The task - From the first record to the last, write out each one exactly.

----- Listed entries -----

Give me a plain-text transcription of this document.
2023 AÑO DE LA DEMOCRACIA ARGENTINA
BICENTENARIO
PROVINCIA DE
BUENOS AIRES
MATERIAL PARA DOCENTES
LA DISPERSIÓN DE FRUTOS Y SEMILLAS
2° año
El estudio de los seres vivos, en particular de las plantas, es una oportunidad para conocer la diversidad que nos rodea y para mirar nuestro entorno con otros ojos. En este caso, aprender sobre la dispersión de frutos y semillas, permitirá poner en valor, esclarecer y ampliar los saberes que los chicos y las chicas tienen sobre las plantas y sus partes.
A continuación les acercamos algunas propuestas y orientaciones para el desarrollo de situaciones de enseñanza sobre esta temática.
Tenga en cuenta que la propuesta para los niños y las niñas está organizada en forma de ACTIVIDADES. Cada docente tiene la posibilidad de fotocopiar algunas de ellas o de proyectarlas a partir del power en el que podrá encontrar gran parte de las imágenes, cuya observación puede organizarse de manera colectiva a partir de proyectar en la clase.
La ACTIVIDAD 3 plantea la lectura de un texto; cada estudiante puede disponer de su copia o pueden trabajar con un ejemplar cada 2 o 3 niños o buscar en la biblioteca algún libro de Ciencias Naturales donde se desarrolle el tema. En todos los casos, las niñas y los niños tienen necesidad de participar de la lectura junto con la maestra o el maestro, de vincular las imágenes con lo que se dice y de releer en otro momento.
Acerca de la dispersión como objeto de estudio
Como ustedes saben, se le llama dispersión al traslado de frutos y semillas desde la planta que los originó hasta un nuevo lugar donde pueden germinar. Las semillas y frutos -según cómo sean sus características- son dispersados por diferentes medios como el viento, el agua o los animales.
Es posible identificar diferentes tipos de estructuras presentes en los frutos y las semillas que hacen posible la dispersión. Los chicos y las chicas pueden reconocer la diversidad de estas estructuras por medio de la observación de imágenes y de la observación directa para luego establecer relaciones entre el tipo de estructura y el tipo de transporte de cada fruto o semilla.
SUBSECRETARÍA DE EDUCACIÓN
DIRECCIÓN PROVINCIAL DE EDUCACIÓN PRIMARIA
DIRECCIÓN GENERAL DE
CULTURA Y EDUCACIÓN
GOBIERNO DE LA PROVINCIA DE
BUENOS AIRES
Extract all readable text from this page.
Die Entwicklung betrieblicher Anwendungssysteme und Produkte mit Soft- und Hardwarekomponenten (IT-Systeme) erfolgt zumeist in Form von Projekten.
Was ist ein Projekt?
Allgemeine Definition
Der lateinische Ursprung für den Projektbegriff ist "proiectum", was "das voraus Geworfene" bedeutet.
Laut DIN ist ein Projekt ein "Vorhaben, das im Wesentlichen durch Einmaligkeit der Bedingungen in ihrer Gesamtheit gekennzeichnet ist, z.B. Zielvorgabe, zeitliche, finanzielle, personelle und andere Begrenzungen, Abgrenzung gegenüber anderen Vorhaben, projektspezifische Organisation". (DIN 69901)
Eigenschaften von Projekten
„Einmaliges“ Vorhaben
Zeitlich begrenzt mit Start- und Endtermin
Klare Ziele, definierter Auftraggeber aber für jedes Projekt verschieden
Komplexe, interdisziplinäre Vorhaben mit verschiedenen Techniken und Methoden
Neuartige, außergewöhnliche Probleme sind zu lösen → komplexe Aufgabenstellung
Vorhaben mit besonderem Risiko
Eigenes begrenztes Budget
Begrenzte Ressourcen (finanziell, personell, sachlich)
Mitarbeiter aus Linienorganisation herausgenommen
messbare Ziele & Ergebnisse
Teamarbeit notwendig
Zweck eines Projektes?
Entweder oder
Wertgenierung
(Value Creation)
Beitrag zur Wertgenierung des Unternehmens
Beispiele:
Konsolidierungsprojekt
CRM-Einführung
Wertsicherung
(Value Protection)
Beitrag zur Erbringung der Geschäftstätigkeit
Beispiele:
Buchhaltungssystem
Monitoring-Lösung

-----

Result below -
Give me a plain-text transcription of this document.
2023 AÑO DE LA DEMOCRACIA ARGENTINA
BICENTENARIO
PROVINCIA DE
BUENOS AIRES
MATERIAL PARA DOCENTES
LA DISPERSIÓN DE FRUTOS Y SEMILLAS
2° año
El estudio de los seres vivos, en particular de las plantas, es una oportunidad para conocer la diversidad que nos rodea y para mirar nuestro entorno con otros ojos. En este caso, aprender sobre la dispersión de frutos y semillas, permitirá poner en valor, esclarecer y ampliar los saberes que los chicos y las chicas tienen sobre las plantas y sus partes.
A continuación les acercamos algunas propuestas y orientaciones para el desarrollo de situaciones de enseñanza sobre esta temática.
Tenga en cuenta que la propuesta para los niños y las niñas está organizada en forma de ACTIVIDADES. Cada docente tiene la posibilidad de fotocopiar algunas de ellas o de proyectarlas a partir del power en el que podrá encontrar gran parte de las imágenes, cuya observación puede organizarse de manera colectiva a partir de proyectar en la clase.
La ACTIVIDAD 3 plantea la lectura de un texto; cada estudiante puede disponer de su copia o pueden trabajar con un ejemplar cada 2 o 3 niños o buscar en la biblioteca algún libro de Ciencias Naturales donde se desarrolle el tema. En todos los casos, las niñas y los niños tienen necesidad de participar de la lectura junto con la maestra o el maestro, de vincular las imágenes con lo que se dice y de releer en otro momento.
Acerca de la dispersión como objeto de estudio
Como ustedes saben, se le llama dispersión al traslado de frutos y semillas desde la planta que los originó hasta un nuevo lugar donde pueden germinar. Las semillas y frutos -según cómo sean sus características- son dispersados por diferentes medios como el viento, el agua o los animales.
Es posible identificar diferentes tipos de estructuras presentes en los frutos y las semillas que hacen posible la dispersión. Los chicos y las chicas pueden reconocer la diversidad de estas estructuras por medio de la observación de imágenes y de la observación directa para luego establecer relaciones entre el tipo de estructura y el tipo de transporte de cada fruto o semilla.
SUBSECRETARÍA DE EDUCACIÓN
DIRECCIÓN PROVINCIAL DE EDUCACIÓN PRIMARIA
DIRECCIÓN GENERAL DE
CULTURA Y EDUCACIÓN
GOBIERNO DE LA PROVINCIA DE
BUENOS AIRES
Extract all readable text from this page.
Die Entwicklung betrieblicher Anwendungssysteme und Produkte mit Soft- und Hardwarekomponenten (IT-Systeme) erfolgt zumeist in Form von Projekten.
Was ist ein Projekt?
Allgemeine Definition
Der lateinische Ursprung für den Projektbegriff ist "proiectum", was "das voraus Geworfene" bedeutet.
Laut DIN ist ein Projekt ein "Vorhaben, das im Wesentlichen durch Einmaligkeit der Bedingungen in ihrer Gesamtheit gekennzeichnet ist, z.B. Zielvorgabe, zeitliche, finanzielle, personelle und andere Begrenzungen, Abgrenzung gegenüber anderen Vorhaben, projektspezifische Organisation". (DIN 69901)
Eigenschaften von Projekten
„Einmaliges“ Vorhaben
Zeitlich begrenzt mit Start- und Endtermin
Klare Ziele, definierter Auftraggeber aber für jedes Projekt verschieden
Komplexe, interdisziplinäre Vorhaben mit verschiedenen Techniken und Methoden
Neuartige, außergewöhnliche Probleme sind zu lösen → komplexe Aufgabenstellung
Vorhaben mit besonderem Risiko
Eigenes begrenztes Budget
Begrenzte Ressourcen (finanziell, personell, sachlich)
Mitarbeiter aus Linienorganisation herausgenommen
messbare Ziele & Ergebnisse
Teamarbeit notwendig
Zweck eines Projektes?
Entweder oder
Wertgenierung
(Value Creation)
Beitrag zur Wertgenierung des Unternehmens
Beispiele:
Konsolidierungsprojekt
CRM-Einführung
Wertsicherung
(Value Protection)
Beitrag zur Erbringung der Geschäftstätigkeit
Beispiele:
Buchhaltungssystem
Monitoring-Lösung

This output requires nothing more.